**Problem:** Using the data below, gather each line that includes the word "strictly".

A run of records
------------

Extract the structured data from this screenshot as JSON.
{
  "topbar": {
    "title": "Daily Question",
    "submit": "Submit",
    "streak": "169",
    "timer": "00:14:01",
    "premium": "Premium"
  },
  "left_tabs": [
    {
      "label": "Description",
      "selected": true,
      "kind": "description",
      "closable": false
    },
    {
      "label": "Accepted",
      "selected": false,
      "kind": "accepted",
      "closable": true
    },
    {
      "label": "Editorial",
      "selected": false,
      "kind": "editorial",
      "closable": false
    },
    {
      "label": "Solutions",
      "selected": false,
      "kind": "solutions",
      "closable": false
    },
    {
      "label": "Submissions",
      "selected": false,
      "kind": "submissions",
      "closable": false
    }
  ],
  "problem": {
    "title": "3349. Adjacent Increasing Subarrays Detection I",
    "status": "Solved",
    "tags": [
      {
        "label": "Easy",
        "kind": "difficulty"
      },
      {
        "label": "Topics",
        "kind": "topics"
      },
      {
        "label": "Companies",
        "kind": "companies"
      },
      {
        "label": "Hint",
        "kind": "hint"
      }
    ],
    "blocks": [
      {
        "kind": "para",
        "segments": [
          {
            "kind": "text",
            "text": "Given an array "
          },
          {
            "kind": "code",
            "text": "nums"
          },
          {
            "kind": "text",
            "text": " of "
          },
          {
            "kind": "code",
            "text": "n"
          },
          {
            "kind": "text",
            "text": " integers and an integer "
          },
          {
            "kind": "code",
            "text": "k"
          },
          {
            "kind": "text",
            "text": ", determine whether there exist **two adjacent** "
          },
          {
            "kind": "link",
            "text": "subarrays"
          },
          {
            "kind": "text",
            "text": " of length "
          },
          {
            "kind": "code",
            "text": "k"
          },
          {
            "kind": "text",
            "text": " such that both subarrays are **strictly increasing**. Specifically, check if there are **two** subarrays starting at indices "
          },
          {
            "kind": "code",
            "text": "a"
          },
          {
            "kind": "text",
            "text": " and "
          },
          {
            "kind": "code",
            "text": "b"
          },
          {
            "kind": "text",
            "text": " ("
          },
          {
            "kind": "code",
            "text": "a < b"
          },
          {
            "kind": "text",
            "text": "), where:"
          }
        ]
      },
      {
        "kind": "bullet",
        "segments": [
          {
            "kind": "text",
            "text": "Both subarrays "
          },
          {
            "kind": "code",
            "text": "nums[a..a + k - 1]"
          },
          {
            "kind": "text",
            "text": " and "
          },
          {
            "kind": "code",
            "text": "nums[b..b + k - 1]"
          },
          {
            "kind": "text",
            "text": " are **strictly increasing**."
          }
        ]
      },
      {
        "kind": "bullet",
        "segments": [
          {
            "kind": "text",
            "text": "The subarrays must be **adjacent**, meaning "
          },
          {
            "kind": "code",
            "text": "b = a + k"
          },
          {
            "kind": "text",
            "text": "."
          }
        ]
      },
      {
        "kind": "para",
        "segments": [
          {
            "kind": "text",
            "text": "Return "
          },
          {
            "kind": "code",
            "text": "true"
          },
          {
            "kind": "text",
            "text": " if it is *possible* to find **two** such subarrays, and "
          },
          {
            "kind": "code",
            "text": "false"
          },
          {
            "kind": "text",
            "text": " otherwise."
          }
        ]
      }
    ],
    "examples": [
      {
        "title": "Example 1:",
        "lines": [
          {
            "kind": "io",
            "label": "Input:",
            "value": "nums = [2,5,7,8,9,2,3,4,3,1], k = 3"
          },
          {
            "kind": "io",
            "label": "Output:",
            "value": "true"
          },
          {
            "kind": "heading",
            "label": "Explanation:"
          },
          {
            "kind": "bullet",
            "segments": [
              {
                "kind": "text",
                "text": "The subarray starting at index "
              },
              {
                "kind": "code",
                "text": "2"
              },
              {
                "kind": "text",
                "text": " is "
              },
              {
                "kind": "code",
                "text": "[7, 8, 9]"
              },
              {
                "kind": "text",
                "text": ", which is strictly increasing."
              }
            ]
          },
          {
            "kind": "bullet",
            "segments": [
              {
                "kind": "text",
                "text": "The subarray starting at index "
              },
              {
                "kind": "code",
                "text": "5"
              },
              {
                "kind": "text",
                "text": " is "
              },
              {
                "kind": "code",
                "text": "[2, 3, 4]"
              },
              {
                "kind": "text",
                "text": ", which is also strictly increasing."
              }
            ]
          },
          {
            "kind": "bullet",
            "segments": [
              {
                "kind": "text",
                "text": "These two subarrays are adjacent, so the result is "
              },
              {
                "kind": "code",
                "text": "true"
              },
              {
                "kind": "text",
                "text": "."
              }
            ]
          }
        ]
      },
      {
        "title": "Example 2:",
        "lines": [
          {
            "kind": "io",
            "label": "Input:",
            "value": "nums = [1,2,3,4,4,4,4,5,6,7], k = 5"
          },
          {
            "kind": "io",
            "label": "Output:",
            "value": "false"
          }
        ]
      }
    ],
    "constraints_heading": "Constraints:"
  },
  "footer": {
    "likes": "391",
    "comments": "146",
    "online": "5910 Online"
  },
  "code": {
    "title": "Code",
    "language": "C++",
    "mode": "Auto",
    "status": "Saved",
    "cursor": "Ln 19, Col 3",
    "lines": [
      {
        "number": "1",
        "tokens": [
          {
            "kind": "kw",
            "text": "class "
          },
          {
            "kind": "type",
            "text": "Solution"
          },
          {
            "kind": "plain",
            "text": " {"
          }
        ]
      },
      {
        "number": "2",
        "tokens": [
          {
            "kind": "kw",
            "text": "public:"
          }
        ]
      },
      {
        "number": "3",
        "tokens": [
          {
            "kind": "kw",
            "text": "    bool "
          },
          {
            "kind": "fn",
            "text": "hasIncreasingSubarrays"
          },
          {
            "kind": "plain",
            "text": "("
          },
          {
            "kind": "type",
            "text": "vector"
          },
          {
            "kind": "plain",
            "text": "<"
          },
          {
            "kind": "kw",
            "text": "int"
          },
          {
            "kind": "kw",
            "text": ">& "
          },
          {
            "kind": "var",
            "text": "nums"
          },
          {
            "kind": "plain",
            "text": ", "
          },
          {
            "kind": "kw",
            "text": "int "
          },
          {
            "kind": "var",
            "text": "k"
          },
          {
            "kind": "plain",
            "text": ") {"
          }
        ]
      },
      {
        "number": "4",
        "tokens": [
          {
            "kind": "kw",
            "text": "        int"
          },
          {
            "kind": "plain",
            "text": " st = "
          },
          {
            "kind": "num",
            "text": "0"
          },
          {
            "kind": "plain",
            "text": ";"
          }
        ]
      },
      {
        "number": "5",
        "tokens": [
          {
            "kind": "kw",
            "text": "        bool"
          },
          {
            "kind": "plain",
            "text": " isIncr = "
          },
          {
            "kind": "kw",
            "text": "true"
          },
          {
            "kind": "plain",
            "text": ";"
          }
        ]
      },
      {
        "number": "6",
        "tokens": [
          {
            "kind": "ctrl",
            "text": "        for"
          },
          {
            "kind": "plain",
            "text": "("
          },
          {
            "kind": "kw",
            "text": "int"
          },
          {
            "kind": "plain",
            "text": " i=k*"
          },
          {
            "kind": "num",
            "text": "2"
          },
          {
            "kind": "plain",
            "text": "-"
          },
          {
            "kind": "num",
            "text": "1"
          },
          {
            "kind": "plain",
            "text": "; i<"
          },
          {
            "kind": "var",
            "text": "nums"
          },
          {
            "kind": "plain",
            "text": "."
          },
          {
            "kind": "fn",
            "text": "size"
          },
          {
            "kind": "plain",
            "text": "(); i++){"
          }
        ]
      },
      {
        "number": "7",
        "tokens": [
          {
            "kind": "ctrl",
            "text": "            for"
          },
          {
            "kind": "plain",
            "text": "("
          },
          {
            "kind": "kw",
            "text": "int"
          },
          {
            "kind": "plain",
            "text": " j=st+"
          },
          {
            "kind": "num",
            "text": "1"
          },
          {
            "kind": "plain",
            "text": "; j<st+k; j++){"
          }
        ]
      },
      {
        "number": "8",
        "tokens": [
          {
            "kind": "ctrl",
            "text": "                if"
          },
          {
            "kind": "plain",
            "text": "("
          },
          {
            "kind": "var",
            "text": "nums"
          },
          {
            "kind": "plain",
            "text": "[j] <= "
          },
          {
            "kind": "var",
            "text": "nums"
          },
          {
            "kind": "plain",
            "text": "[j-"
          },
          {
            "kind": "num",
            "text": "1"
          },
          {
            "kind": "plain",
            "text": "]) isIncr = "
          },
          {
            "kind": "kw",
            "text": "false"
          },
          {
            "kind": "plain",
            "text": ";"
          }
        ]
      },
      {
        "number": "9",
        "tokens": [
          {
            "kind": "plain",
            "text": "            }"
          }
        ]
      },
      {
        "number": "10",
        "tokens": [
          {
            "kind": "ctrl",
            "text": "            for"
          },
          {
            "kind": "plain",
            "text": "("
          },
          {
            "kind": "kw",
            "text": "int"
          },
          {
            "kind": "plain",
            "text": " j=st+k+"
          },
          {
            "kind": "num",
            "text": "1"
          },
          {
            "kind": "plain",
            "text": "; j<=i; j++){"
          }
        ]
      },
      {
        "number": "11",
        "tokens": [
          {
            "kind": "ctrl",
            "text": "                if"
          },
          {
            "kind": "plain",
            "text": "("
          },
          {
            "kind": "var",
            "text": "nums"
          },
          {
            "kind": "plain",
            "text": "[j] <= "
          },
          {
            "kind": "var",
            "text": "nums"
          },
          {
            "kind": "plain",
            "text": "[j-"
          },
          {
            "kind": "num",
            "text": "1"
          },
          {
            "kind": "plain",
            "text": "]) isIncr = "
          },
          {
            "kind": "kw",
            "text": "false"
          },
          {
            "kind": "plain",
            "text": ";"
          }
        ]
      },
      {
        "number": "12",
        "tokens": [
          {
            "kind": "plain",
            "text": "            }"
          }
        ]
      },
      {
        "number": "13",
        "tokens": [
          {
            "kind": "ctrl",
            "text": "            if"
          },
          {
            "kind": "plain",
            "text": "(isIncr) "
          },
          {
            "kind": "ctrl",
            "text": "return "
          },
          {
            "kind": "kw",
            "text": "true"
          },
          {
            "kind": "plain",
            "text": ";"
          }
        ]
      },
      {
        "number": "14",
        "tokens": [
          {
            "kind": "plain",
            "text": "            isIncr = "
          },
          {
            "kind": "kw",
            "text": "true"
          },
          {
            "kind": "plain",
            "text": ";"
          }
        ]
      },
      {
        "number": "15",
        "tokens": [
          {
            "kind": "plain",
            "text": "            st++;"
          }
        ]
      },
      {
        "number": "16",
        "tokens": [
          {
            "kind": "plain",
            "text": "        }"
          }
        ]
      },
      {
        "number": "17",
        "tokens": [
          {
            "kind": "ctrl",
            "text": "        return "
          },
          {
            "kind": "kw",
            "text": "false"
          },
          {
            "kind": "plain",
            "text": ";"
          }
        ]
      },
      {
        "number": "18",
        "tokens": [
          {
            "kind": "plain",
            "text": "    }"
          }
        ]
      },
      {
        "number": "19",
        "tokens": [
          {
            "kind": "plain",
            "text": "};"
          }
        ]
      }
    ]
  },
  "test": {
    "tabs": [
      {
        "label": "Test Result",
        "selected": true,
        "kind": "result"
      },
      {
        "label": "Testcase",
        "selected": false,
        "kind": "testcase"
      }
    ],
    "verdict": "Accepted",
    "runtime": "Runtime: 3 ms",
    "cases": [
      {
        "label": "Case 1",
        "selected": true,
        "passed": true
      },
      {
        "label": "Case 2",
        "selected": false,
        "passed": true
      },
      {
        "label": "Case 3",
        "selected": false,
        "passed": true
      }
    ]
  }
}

------------

**Task result:**
            "text": " such that both subarrays are **strictly increasing**. Specifically, check if there are **two** subarrays starting at indices "
            "text": " are **strictly increasing**."
                "text": ", which is strictly increasing."
                "text": ", which is also strictly increasing."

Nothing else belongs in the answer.